═════ TEXTE SOURCE

Dissociation, symétrie et vision dans l’œuvre de Stanley Kubrick : vers un matérialisme achevé ?

« Il y a une importante partie de l’art moderne qui n’est pas intéressante, où l’obsession de l’originalité a produit un type d’œuvre qui est peut être original mais nullement intéressant. (…) Je pense que dans certains domaines, la musique en particulier, un retour vers le classicisme est nécessaire afin d’arrêter cette recherche stérile de l’originalité. » (Kubrick dans une entrevue avec Michel Ciment, 1972)

« L’homme s’est détaché de la religion, il a dû saluer la mort des dieux et les impératifs du loyalisme envers les Etats-nations se dissolvent alors que toutes les valeurs anciennes, tant sociales qu’éthiques, sont en train de disparaître. L’homme du XXème siècle a été lancé dans une barque sans gouvernail sur une mer inconnue. S’il veut rester sain d’esprit la traversée durant, il lui faut faire quelque chose dont il se préoccupe et quelque chose qui soit plus important que lui-même. »

══════════
═════ EXTRAITS DE DONNÉES

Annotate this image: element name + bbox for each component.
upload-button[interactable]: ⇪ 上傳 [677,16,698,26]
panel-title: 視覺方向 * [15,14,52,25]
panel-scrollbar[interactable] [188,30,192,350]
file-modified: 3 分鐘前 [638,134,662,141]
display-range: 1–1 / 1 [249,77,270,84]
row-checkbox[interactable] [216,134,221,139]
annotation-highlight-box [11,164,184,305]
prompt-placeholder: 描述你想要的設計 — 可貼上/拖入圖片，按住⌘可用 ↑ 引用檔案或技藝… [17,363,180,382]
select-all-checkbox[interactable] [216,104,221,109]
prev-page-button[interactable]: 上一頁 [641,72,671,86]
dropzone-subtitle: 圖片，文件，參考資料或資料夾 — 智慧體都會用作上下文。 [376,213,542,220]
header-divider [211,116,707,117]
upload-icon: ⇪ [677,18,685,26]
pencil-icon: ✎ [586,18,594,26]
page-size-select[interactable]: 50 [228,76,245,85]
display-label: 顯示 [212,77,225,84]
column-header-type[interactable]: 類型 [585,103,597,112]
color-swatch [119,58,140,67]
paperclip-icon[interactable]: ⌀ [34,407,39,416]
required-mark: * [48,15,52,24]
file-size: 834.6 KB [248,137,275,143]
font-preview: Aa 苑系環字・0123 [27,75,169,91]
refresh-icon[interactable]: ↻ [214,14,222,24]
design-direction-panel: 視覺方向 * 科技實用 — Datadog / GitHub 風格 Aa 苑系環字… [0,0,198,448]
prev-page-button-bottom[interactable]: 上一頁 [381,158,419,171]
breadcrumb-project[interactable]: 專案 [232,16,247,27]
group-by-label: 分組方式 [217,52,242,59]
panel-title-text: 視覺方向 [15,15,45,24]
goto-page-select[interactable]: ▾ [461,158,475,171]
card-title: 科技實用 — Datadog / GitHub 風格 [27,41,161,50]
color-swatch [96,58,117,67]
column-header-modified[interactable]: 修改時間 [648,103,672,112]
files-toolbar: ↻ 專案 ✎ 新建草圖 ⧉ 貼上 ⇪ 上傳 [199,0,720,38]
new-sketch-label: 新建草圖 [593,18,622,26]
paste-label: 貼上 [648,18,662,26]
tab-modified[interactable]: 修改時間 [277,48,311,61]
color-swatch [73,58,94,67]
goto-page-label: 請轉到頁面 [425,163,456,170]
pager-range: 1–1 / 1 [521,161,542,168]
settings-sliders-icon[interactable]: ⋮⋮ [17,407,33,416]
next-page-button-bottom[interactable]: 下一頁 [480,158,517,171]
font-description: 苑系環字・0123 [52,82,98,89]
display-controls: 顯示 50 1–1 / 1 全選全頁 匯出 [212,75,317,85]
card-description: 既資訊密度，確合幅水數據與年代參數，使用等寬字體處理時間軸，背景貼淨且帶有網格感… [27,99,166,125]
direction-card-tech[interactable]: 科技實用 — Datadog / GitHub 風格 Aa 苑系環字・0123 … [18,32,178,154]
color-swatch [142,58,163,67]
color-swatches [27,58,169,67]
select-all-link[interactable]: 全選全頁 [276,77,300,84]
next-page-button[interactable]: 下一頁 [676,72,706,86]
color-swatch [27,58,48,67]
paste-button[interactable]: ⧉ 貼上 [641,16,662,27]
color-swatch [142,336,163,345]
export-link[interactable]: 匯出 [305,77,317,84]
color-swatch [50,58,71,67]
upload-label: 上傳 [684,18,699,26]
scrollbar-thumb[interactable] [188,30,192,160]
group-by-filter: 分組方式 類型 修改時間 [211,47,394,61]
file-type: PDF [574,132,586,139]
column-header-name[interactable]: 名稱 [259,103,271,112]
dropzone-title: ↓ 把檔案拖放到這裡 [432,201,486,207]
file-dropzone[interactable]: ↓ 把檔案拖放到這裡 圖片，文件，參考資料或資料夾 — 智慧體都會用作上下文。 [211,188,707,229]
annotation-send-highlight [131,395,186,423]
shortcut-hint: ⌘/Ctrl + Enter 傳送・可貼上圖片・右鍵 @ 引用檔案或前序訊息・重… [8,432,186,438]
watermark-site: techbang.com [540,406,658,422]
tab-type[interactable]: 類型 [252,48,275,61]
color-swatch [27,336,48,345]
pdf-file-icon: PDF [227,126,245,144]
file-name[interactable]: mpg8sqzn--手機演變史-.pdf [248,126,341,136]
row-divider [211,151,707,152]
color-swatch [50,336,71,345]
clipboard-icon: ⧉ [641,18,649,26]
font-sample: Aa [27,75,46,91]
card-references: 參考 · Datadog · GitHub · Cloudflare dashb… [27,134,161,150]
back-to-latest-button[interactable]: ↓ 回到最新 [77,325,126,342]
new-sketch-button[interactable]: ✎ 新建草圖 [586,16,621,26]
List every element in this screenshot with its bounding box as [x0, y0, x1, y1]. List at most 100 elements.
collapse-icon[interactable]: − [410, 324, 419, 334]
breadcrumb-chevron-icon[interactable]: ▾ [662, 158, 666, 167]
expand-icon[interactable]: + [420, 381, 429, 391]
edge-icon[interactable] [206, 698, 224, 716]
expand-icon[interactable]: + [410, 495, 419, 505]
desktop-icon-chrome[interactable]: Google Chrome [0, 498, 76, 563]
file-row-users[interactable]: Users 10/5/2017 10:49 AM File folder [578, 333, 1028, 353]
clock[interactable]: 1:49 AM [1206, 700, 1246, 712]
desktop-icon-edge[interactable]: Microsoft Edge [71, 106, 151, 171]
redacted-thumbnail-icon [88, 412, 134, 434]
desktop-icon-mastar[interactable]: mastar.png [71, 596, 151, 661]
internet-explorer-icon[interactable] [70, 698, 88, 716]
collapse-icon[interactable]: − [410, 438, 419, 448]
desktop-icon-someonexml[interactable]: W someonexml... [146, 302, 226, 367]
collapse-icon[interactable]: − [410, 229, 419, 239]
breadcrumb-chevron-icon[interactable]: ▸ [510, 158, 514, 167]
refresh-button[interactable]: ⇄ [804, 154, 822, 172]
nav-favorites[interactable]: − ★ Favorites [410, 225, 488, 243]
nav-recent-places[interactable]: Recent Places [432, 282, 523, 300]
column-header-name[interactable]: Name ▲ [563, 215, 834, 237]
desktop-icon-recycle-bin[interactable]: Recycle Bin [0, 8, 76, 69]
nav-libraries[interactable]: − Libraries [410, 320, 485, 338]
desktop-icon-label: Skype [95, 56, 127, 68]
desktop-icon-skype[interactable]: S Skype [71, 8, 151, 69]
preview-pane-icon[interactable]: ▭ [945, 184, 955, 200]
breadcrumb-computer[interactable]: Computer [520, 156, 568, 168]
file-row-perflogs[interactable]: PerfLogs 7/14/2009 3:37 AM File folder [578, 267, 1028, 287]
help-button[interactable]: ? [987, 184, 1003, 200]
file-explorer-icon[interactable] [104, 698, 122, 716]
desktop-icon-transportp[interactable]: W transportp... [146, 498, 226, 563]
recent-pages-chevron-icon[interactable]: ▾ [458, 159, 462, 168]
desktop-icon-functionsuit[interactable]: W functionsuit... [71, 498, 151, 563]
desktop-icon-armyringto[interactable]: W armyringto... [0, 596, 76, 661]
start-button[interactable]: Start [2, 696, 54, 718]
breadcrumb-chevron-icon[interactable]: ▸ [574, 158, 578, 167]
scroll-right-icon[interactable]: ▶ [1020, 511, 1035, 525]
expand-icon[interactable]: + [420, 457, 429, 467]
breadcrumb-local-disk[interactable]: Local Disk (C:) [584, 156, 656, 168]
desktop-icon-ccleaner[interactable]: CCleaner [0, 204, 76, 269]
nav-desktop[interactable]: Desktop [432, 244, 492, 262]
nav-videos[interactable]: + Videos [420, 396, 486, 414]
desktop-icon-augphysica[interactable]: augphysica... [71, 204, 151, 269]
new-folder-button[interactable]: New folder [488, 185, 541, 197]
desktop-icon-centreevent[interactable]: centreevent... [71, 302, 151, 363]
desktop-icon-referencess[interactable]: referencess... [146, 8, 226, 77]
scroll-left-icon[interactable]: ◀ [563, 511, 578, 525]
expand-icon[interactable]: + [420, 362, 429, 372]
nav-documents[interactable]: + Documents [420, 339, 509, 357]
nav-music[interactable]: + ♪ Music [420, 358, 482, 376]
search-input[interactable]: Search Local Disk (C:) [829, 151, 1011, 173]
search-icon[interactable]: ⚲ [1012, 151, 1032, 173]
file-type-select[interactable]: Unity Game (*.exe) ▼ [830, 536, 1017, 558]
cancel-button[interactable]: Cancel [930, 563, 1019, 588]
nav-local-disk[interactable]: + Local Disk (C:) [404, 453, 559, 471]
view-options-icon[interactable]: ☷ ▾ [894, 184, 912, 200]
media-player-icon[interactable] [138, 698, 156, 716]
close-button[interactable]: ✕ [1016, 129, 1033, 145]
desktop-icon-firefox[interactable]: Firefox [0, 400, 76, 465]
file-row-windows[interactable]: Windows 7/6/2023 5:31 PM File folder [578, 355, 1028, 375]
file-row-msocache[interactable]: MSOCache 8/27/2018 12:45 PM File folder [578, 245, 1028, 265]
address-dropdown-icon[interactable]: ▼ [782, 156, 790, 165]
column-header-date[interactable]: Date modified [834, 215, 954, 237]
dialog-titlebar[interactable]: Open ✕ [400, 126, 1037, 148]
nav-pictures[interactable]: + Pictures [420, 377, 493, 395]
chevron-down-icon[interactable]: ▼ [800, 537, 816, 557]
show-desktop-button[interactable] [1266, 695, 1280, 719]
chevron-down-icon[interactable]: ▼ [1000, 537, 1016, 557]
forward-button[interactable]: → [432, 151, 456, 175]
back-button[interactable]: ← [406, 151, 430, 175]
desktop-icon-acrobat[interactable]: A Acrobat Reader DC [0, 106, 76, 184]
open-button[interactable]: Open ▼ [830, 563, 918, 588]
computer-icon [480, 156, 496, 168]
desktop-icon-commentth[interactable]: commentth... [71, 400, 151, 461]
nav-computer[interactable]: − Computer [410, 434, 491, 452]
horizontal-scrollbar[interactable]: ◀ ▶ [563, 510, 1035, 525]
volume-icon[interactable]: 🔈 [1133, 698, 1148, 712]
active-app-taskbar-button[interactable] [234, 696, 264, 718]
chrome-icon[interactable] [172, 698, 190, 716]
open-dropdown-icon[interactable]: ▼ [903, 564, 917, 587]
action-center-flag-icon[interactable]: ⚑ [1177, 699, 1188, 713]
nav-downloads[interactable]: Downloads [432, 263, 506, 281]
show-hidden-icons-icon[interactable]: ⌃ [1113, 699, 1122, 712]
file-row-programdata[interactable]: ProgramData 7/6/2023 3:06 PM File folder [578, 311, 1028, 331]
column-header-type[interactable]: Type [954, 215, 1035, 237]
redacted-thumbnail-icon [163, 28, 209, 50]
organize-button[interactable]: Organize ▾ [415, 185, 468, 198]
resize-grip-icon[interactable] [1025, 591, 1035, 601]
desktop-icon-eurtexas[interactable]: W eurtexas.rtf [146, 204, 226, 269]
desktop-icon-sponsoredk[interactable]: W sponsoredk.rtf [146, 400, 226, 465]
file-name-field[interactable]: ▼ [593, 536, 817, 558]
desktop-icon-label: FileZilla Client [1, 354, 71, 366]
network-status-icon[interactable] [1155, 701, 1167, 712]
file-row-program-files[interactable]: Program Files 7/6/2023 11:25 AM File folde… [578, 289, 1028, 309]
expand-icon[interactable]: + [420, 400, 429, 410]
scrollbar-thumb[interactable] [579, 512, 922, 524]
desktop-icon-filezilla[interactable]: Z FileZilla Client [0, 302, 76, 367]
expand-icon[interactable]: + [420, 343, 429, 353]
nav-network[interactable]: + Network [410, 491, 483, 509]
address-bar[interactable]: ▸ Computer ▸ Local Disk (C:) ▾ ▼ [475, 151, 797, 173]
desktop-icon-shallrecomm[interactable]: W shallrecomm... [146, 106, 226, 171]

══════════

§ CONSIGNE:
Recopiez le passage sur Kubrick en commençant aux mots « Dissociation, symétrie et » et en vous arrêtant après « Michel Ciment, 1972) ». Substituez-y « musique » par « peinture ».

§ RÉSULTAT ATTENDU:
Dissociation, symétrie et vision dans l’œuvre de Stanley Kubrick : vers un matérialisme achevé ?

« Il y a une importante partie de l’art moderne qui n’est pas intéressante, où l’obsession de l’originalité a produit un type d’œuvre qui est peut être original mais nullement intéressant. (…) Je pense que dans certains domaines, la peinture en particulier, un retour vers le classicisme est nécessaire afin d’arrêter cette recherche stérile de l’originalité. » (Kubrick dans une entrevue avec Michel Ciment, 1972)